- Exercise aim
Repeat the listing in full, word for word.

===== Provided information =====

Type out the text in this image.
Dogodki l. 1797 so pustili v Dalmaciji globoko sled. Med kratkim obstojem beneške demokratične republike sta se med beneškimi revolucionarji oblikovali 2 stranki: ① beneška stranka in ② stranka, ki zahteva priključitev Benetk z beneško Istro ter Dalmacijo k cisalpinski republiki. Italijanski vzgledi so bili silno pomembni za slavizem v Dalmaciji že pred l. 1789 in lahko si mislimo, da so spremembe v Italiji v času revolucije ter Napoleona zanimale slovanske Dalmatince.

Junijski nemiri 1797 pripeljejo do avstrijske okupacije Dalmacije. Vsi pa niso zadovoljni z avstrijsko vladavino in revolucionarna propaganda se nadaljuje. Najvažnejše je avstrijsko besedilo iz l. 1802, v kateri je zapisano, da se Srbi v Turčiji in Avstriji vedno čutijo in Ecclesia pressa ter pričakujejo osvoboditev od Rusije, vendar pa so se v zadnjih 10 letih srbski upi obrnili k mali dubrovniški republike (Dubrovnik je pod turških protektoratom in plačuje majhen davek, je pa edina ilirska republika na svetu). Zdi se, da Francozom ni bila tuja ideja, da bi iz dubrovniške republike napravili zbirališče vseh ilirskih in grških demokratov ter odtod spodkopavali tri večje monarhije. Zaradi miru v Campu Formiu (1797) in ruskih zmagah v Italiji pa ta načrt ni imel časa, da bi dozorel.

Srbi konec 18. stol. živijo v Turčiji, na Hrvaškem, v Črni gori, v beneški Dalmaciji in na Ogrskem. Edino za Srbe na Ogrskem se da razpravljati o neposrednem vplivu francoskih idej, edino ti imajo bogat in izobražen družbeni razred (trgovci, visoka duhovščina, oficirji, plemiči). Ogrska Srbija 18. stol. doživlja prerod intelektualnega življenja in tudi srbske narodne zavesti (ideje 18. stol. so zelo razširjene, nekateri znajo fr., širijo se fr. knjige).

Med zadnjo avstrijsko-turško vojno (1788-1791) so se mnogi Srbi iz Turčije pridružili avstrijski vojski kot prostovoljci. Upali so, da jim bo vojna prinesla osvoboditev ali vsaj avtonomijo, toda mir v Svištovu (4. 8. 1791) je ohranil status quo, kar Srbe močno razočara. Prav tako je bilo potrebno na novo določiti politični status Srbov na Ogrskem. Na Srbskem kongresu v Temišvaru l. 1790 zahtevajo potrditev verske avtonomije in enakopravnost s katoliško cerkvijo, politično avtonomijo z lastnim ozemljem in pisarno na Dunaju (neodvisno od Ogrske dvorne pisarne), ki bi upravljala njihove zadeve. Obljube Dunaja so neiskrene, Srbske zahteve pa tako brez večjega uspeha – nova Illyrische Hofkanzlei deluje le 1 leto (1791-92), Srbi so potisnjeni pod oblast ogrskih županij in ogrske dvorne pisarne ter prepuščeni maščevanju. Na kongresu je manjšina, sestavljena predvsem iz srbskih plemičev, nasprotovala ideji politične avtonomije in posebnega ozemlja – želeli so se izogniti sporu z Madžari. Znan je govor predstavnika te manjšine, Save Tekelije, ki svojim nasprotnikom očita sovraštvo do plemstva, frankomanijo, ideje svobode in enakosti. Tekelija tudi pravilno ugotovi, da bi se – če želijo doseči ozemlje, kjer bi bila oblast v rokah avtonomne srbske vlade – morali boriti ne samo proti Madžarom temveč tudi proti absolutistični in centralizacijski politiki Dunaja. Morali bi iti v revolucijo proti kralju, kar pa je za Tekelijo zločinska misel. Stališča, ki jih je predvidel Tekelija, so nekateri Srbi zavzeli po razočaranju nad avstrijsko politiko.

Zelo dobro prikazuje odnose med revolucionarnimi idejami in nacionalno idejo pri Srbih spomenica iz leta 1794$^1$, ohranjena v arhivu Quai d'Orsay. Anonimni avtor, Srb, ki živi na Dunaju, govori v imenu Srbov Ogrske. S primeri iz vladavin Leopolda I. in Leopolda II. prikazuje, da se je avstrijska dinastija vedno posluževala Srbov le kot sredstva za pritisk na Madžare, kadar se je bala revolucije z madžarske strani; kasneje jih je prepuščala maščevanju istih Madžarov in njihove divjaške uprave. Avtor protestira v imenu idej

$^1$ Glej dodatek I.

=====

- Complete output
Type out the text in this image.
Dogodki l. 1797 so pustili v Dalmaciji globoko sled. Med kratkim obstojem beneške demokratične republike sta se med beneškimi revolucionarji oblikovali 2 stranki: ① beneška stranka in ② stranka, ki zahteva priključitev Benetk z beneško Istro ter Dalmacijo k cisalpinski republiki. Italijanski vzgledi so bili silno pomembni za slavizem v Dalmaciji že pred l. 1789 in lahko si mislimo, da so spremembe v Italiji v času revolucije ter Napoleona zanimale slovanske Dalmatince.

Junijski nemiri 1797 pripeljejo do avstrijske okupacije Dalmacije. Vsi pa niso zadovoljni z avstrijsko vladavino in revolucionarna propaganda se nadaljuje. Najvažnejše je avstrijsko besedilo iz l. 1802, v kateri je zapisano, da se Srbi v Turčiji in Avstriji vedno čutijo in Ecclesia pressa ter pričakujejo osvoboditev od Rusije, vendar pa so se v zadnjih 10 letih srbski upi obrnili k mali dubrovniški republike (Dubrovnik je pod turških protektoratom in plačuje majhen davek, je pa edina ilirska republika na svetu). Zdi se, da Francozom ni bila tuja ideja, da bi iz dubrovniške republike napravili zbirališče vseh ilirskih in grških demokratov ter odtod spodkopavali tri večje monarhije. Zaradi miru v Campu Formiu (1797) in ruskih zmagah v Italiji pa ta načrt ni imel časa, da bi dozorel.

Srbi konec 18. stol. živijo v Turčiji, na Hrvaškem, v Črni gori, v beneški Dalmaciji in na Ogrskem. Edino za Srbe na Ogrskem se da razpravljati o neposrednem vplivu francoskih idej, edino ti imajo bogat in izobražen družbeni razred (trgovci, visoka duhovščina, oficirji, plemiči). Ogrska Srbija 18. stol. doživlja prerod intelektualnega življenja in tudi srbske narodne zavesti (ideje 18. stol. so zelo razširjene, nekateri znajo fr., širijo se fr. knjige).

Med zadnjo avstrijsko-turško vojno (1788-1791) so se mnogi Srbi iz Turčije pridružili avstrijski vojski kot prostovoljci. Upali so, da jim bo vojna prinesla osvoboditev ali vsaj avtonomijo, toda mir v Svištovu (4. 8. 1791) je ohranil status quo, kar Srbe močno razočara. Prav tako je bilo potrebno na novo določiti politični status Srbov na Ogrskem. Na Srbskem kongresu v Temišvaru l. 1790 zahtevajo potrditev verske avtonomije in enakopravnost s katoliško cerkvijo, politično avtonomijo z lastnim ozemljem in pisarno na Dunaju (neodvisno od Ogrske dvorne pisarne), ki bi upravljala njihove zadeve. Obljube Dunaja so neiskrene, Srbske zahteve pa tako brez večjega uspeha – nova Illyrische Hofkanzlei deluje le 1 leto (1791-92), Srbi so potisnjeni pod oblast ogrskih županij in ogrske dvorne pisarne ter prepuščeni maščevanju. Na kongresu je manjšina, sestavljena predvsem iz srbskih plemičev, nasprotovala ideji politične avtonomije in posebnega ozemlja – želeli so se izogniti sporu z Madžari. Znan je govor predstavnika te manjšine, Save Tekelije, ki svojim nasprotnikom očita sovraštvo do plemstva, frankomanijo, ideje svobode in enakosti. Tekelija tudi pravilno ugotovi, da bi se – če želijo doseči ozemlje, kjer bi bila oblast v rokah avtonomne srbske vlade – morali boriti ne samo proti Madžarom temveč tudi proti absolutistični in centralizacijski politiki Dunaja. Morali bi iti v revolucijo proti kralju, kar pa je za Tekelijo zločinska misel. Stališča, ki jih je predvidel Tekelija, so nekateri Srbi zavzeli po razočaranju nad avstrijsko politiko.

Zelo dobro prikazuje odnose med revolucionarnimi idejami in nacionalno idejo pri Srbih spomenica iz leta 1794$^1$, ohranjena v arhivu Quai d'Orsay. Anonimni avtor, Srb, ki živi na Dunaju, govori v imenu Srbov Ogrske. S primeri iz vladavin Leopolda I. in Leopolda II. prikazuje, da se je avstrijska dinastija vedno posluževala Srbov le kot sredstva za pritisk na Madžare, kadar se je bala revolucije z madžarske strani; kasneje jih je prepuščala maščevanju istih Madžarov in njihove divjaške uprave. Avtor protestira v imenu idej

$^1$ Glej dodatek I.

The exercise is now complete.